### Aim
Print each line of the listing once more, precisely as given.

——————

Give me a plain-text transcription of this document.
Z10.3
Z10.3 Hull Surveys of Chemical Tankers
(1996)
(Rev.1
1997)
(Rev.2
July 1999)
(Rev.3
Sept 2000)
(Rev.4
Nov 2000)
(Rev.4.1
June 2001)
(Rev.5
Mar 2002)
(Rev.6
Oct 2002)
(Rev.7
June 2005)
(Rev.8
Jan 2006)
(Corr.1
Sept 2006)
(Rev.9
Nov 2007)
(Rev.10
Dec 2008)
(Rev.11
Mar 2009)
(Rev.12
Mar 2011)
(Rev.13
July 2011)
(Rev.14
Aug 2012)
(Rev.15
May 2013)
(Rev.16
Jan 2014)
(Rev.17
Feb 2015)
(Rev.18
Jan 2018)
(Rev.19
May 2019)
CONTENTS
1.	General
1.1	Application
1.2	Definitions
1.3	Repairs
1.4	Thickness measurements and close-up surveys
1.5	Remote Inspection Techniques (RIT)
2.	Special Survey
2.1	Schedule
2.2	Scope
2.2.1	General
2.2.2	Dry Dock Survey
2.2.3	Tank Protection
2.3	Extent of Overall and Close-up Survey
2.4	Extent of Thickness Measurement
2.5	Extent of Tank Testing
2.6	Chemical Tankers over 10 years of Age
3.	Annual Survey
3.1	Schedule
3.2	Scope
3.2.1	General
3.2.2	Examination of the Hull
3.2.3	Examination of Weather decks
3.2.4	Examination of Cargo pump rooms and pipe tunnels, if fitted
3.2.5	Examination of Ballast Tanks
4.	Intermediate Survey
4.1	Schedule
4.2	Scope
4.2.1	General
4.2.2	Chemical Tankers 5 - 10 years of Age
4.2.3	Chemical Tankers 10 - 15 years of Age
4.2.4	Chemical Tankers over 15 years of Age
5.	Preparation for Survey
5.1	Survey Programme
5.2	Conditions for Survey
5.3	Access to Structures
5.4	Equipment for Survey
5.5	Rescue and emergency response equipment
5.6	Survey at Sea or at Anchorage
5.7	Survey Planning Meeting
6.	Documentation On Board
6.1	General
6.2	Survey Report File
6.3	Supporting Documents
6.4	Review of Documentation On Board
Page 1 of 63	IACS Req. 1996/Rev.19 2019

——————

### Output
Give me a plain-text transcription of this document.
Z10.3
Z10.3 Hull Surveys of Chemical Tankers
(1996)
(Rev.1
1997)
(Rev.2
July 1999)
(Rev.3
Sept 2000)
(Rev.4
Nov 2000)
(Rev.4.1
June 2001)
(Rev.5
Mar 2002)
(Rev.6
Oct 2002)
(Rev.7
June 2005)
(Rev.8
Jan 2006)
(Corr.1
Sept 2006)
(Rev.9
Nov 2007)
(Rev.10
Dec 2008)
(Rev.11
Mar 2009)
(Rev.12
Mar 2011)
(Rev.13
July 2011)
(Rev.14
Aug 2012)
(Rev.15
May 2013)
(Rev.16
Jan 2014)
(Rev.17
Feb 2015)
(Rev.18
Jan 2018)
(Rev.19
May 2019)
CONTENTS
1.	General
1.1	Application
1.2	Definitions
1.3	Repairs
1.4	Thickness measurements and close-up surveys
1.5	Remote Inspection Techniques (RIT)
2.	Special Survey
2.1	Schedule
2.2	Scope
2.2.1	General
2.2.2	Dry Dock Survey
2.2.3	Tank Protection
2.3	Extent of Overall and Close-up Survey
2.4	Extent of Thickness Measurement
2.5	Extent of Tank Testing
2.6	Chemical Tankers over 10 years of Age
3.	Annual Survey
3.1	Schedule
3.2	Scope
3.2.1	General
3.2.2	Examination of the Hull
3.2.3	Examination of Weather decks
3.2.4	Examination of Cargo pump rooms and pipe tunnels, if fitted
3.2.5	Examination of Ballast Tanks
4.	Intermediate Survey
4.1	Schedule
4.2	Scope
4.2.1	General
4.2.2	Chemical Tankers 5 - 10 years of Age
4.2.3	Chemical Tankers 10 - 15 years of Age
4.2.4	Chemical Tankers over 15 years of Age
5.	Preparation for Survey
5.1	Survey Programme
5.2	Conditions for Survey
5.3	Access to Structures
5.4	Equipment for Survey
5.5	Rescue and emergency response equipment
5.6	Survey at Sea or at Anchorage
5.7	Survey Planning Meeting
6.	Documentation On Board
6.1	General
6.2	Survey Report File
6.3	Supporting Documents
6.4	Review of Documentation On Board
Page 1 of 63	IACS Req. 1996/Rev.19 2019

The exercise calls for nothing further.